THE TASK - Return the records, each one exactly as written.

DATA SUPPLIED -

------------------------------------------------------------------------

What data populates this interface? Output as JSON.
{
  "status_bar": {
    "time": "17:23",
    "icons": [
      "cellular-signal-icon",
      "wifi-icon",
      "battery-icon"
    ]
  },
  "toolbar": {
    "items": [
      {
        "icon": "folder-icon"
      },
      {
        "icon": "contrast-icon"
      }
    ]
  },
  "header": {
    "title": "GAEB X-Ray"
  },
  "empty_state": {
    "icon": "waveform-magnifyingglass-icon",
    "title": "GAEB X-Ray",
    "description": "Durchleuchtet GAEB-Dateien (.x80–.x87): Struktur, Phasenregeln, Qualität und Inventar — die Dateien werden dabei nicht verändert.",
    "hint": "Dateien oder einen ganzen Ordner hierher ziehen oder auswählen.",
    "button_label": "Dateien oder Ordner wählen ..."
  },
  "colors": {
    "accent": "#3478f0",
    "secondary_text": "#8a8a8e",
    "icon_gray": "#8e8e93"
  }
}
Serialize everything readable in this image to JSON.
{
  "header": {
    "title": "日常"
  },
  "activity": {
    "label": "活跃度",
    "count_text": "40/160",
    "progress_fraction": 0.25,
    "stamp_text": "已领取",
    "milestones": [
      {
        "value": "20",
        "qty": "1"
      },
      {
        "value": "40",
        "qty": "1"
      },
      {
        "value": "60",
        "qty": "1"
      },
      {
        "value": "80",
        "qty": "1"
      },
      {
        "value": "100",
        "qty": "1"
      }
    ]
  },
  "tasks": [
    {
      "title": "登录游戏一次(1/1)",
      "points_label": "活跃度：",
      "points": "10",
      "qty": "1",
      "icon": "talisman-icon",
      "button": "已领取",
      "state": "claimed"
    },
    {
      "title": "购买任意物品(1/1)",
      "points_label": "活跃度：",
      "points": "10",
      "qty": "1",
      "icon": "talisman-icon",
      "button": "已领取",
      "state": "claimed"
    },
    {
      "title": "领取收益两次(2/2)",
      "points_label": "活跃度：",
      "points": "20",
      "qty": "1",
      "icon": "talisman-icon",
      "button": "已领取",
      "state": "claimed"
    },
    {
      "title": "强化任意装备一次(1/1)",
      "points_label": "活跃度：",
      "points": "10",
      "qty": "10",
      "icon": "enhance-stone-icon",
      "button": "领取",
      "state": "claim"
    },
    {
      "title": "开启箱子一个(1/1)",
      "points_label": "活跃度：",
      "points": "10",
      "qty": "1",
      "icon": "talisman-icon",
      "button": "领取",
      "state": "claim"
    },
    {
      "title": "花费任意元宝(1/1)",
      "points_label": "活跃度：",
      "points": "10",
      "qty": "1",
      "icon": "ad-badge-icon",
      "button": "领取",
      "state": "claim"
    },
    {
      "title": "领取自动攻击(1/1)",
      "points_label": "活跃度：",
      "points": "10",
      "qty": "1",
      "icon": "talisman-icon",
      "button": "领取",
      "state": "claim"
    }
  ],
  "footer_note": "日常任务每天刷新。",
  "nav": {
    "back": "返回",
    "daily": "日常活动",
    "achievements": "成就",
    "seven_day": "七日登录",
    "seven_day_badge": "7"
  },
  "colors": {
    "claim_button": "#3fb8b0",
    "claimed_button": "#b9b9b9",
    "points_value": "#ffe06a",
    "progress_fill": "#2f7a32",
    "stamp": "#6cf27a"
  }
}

------------------------------------------------------------------------

WRITTEN RESPONSE -
What data populates this interface? Output as JSON.
{
  "status_bar": {
    "time": "17:23",
    "icons": [
      "cellular-signal-icon",
      "wifi-icon",
      "battery-icon"
    ]
  },
  "toolbar": {
    "items": [
      {
        "icon": "folder-icon"
      },
      {
        "icon": "contrast-icon"
      }
    ]
  },
  "header": {
    "title": "GAEB X-Ray"
  },
  "empty_state": {
    "icon": "waveform-magnifyingglass-icon",
    "title": "GAEB X-Ray",
    "description": "Durchleuchtet GAEB-Dateien (.x80–.x87): Struktur, Phasenregeln, Qualität und Inventar — die Dateien werden dabei nicht verändert.",
    "hint": "Dateien oder einen ganzen Ordner hierher ziehen oder auswählen.",
    "button_label": "Dateien oder Ordner wählen ..."
  },
  "colors": {
    "accent": "#3478f0",
    "secondary_text": "#8a8a8e",
    "icon_gray": "#8e8e93"
  }
}
Serialize everything readable in this image to JSON.
{
  "header": {
    "title": "日常"
  },
  "activity": {
    "label": "活跃度",
    "count_text": "40/160",
    "progress_fraction": 0.25,
    "stamp_text": "已领取",
    "milestones": [
      {
        "value": "20",
        "qty": "1"
      },
      {
        "value": "40",
        "qty": "1"
      },
      {
        "value": "60",
        "qty": "1"
      },
      {
        "value": "80",
        "qty": "1"
      },
      {
        "value": "100",
        "qty": "1"
      }
    ]
  },
  "tasks": [
    {
      "title": "登录游戏一次(1/1)",
      "points_label": "活跃度：",
      "points": "10",
      "qty": "1",
      "icon": "talisman-icon",
      "button": "已领取",
      "state": "claimed"
    },
    {
      "title": "购买任意物品(1/1)",
      "points_label": "活跃度：",
      "points": "10",
      "qty": "1",
      "icon": "talisman-icon",
      "button": "已领取",
      "state": "claimed"
    },
    {
      "title": "领取收益两次(2/2)",
      "points_label": "活跃度：",
      "points": "20",
      "qty": "1",
      "icon": "talisman-icon",
      "button": "已领取",
      "state": "claimed"
    },
    {
      "title": "强化任意装备一次(1/1)",
      "points_label": "活跃度：",
      "points": "10",
      "qty": "10",
      "icon": "enhance-stone-icon",
      "button": "领取",
      "state": "claim"
    },
    {
      "title": "开启箱子一个(1/1)",
      "points_label": "活跃度：",
      "points": "10",
      "qty": "1",
      "icon": "talisman-icon",
      "button": "领取",
      "state": "claim"
    },
    {
      "title": "花费任意元宝(1/1)",
      "points_label": "活跃度：",
      "points": "10",
      "qty": "1",
      "icon": "ad-badge-icon",
      "button": "领取",
      "state": "claim"
    },
    {
      "title": "领取自动攻击(1/1)",
      "points_label": "活跃度：",
      "points": "10",
      "qty": "1",
      "icon": "talisman-icon",
      "button": "领取",
      "state": "claim"
    }
  ],
  "footer_note": "日常任务每天刷新。",
  "nav": {
    "back": "返回",
    "daily": "日常活动",
    "achievements": "成就",
    "seven_day": "七日登录",
    "seven_day_badge": "7"
  },
  "colors": {
    "claim_button": "#3fb8b0",
    "claimed_button": "#b9b9b9",
    "points_value": "#ffe06a",
    "progress_fill": "#2f7a32",
    "stamp": "#6cf27a"
  }
}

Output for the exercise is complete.